Find every line in the records that holds the string "should". Copy each one.

[Data records]

______

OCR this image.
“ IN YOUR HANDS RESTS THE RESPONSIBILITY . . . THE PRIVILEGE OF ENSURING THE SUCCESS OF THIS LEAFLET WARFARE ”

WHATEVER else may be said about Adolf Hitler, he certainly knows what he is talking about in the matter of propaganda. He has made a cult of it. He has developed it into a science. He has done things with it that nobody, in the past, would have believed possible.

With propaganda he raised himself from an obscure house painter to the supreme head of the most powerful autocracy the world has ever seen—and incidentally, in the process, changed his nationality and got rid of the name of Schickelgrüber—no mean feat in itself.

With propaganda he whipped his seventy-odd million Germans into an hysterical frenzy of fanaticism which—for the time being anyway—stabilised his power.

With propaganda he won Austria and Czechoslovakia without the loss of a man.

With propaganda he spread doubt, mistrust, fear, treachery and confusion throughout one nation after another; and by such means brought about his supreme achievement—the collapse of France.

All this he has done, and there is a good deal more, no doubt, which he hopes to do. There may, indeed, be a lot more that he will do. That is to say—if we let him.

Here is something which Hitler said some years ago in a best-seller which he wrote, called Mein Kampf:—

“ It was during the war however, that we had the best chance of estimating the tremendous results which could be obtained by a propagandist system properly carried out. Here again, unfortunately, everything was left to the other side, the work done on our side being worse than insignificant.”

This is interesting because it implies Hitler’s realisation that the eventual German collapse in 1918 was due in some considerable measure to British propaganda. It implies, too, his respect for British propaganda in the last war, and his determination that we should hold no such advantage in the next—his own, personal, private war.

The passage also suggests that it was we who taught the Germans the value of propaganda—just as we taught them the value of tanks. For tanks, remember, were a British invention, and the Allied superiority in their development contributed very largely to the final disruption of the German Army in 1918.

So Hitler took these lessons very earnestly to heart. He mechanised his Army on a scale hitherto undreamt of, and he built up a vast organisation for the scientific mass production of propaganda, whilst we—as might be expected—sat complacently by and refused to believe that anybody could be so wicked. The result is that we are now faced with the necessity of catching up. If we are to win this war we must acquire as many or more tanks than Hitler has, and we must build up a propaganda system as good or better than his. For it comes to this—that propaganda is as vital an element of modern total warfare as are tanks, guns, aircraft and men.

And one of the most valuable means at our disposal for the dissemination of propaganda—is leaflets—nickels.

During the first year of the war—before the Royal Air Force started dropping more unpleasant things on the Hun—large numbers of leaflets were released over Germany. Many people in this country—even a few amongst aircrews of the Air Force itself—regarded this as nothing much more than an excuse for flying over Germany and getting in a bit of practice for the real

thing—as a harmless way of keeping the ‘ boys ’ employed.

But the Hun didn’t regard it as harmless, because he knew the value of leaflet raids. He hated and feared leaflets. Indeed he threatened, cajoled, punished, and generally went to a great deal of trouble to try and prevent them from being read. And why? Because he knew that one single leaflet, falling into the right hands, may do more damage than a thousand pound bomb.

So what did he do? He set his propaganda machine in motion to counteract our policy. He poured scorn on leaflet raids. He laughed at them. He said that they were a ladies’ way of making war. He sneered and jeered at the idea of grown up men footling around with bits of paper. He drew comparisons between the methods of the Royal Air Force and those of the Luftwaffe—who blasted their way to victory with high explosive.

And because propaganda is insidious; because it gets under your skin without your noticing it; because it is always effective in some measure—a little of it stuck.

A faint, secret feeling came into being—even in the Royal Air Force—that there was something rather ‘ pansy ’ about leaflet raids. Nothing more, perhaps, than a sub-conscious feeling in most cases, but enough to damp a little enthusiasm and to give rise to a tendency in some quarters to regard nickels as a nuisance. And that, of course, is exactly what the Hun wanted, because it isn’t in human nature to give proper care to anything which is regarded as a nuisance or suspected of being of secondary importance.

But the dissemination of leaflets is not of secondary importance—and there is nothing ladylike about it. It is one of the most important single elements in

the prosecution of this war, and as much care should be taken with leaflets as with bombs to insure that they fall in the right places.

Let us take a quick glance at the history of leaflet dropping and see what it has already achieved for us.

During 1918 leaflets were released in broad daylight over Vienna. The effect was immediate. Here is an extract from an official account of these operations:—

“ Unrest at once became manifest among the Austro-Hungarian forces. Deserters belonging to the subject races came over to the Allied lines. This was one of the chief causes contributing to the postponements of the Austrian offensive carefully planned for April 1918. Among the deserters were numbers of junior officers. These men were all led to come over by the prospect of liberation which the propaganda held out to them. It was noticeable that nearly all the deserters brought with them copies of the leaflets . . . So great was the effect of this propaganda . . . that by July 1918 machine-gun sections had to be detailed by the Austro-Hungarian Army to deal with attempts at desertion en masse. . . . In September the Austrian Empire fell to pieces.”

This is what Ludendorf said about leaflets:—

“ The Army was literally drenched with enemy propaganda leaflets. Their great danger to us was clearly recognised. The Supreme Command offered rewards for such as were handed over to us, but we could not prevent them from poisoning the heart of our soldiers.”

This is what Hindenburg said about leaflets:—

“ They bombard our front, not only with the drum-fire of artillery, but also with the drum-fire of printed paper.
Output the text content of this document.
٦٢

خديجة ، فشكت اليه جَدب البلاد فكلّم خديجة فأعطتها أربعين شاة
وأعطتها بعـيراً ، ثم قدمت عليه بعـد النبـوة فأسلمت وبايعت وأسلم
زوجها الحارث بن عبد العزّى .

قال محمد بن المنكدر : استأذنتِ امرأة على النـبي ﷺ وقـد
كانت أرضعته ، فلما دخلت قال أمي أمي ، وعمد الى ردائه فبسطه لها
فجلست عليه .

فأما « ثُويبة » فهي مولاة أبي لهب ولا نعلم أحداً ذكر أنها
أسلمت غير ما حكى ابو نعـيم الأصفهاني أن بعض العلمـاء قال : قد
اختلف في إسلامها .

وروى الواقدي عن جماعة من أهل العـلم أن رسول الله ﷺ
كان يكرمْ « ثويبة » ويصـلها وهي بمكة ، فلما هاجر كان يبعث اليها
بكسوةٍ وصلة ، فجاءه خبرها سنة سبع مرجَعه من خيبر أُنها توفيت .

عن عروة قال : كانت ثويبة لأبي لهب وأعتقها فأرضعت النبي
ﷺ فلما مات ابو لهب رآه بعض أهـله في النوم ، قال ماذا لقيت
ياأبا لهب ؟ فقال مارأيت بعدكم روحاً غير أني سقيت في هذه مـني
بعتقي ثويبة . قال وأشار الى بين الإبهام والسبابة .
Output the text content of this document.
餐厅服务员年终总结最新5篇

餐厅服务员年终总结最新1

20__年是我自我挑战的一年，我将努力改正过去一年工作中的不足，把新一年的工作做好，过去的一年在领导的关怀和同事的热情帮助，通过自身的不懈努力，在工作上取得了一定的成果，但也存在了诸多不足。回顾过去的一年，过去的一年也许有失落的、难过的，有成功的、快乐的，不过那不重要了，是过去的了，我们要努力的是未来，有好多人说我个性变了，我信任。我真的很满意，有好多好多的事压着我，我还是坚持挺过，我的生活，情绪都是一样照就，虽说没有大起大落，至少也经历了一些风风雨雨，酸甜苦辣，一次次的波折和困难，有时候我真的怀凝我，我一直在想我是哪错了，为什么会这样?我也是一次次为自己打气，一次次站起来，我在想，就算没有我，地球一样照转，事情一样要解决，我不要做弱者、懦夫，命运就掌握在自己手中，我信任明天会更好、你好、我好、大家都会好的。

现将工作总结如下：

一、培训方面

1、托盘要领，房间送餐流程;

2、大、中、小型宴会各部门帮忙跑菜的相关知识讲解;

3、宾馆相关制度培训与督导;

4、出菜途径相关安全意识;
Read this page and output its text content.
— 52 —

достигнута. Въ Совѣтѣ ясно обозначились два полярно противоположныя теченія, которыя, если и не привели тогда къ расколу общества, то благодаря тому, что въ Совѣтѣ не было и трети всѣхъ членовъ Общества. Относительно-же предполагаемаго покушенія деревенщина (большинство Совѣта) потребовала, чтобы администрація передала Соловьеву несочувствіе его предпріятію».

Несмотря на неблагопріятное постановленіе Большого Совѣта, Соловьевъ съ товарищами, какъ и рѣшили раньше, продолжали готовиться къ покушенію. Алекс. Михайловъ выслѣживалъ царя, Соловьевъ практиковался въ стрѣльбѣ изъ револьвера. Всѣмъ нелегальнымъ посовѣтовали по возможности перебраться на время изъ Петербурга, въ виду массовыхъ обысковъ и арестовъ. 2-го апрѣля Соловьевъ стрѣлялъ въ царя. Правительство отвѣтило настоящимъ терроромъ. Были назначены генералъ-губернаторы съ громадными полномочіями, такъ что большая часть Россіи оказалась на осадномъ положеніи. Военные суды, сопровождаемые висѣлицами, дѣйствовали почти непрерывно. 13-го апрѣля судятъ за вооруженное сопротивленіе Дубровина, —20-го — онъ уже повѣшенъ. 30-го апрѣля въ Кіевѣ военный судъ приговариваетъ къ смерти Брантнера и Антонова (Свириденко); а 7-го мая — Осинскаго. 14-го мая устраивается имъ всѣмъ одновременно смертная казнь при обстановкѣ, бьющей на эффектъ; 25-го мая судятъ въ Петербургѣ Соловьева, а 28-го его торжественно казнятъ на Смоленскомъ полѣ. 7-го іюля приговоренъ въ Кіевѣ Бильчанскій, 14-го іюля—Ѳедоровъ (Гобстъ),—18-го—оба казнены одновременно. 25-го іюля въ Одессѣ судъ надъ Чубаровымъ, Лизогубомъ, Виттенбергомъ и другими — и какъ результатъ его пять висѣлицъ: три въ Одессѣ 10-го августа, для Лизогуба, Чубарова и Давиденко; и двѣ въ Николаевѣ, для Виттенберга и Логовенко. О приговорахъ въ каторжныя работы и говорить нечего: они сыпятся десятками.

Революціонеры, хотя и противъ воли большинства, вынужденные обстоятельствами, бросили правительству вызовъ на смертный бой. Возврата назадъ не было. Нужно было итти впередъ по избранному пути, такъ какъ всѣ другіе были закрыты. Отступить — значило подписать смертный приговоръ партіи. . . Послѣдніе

______

_Complete response_:
This is interesting because it implies Hitler’s realisation that the eventual German collapse in 1918 was due in some considerable measure to British propaganda. It implies, too, his respect for British propaganda in the last war, and his determination that we should hold no such advantage in the next—his own, personal, private war.
the prosecution of this war, and as much care should be taken with leaflets as with bombs to insure that they fall in the right places.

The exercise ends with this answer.